[RECORDS SUPPLIED]
○ ○ ○ ○ ○ ○ ○
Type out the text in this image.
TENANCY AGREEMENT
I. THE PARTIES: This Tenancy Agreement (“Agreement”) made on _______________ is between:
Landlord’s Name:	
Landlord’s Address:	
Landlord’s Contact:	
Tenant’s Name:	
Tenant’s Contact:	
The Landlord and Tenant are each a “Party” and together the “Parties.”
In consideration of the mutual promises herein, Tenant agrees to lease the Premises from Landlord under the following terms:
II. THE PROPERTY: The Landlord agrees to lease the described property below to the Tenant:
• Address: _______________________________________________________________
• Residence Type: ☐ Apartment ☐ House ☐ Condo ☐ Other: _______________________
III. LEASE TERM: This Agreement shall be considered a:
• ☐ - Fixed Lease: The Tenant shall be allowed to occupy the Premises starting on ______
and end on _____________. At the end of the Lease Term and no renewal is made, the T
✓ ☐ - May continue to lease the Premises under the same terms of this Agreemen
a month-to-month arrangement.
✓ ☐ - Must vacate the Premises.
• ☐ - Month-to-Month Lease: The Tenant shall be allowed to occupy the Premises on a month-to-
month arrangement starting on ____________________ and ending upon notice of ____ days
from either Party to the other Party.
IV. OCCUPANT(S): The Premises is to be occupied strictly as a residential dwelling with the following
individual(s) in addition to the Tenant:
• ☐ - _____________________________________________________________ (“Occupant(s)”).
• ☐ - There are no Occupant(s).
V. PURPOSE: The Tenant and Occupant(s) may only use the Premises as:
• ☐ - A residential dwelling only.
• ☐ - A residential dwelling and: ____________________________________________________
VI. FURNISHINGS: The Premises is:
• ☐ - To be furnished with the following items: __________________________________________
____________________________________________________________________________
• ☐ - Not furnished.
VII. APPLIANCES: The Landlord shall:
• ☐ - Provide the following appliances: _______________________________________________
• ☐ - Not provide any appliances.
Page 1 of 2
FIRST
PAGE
○ ○ ○ ○ ○ ○ ○
[GIVEN REQUEST] Pick out every line above that holds the word "shall" and copy it.

[RESULT OF THIS TASK]
III. LEASE TERM: This Agreement shall be considered a:
• ☐ - Fixed Lease: The Tenant shall be allowed to occupy the Premises starting on ______
• ☐ - Month-to-Month Lease: The Tenant shall be allowed to occupy the Premises on a month-to-
VII. APPLIANCES: The Landlord shall:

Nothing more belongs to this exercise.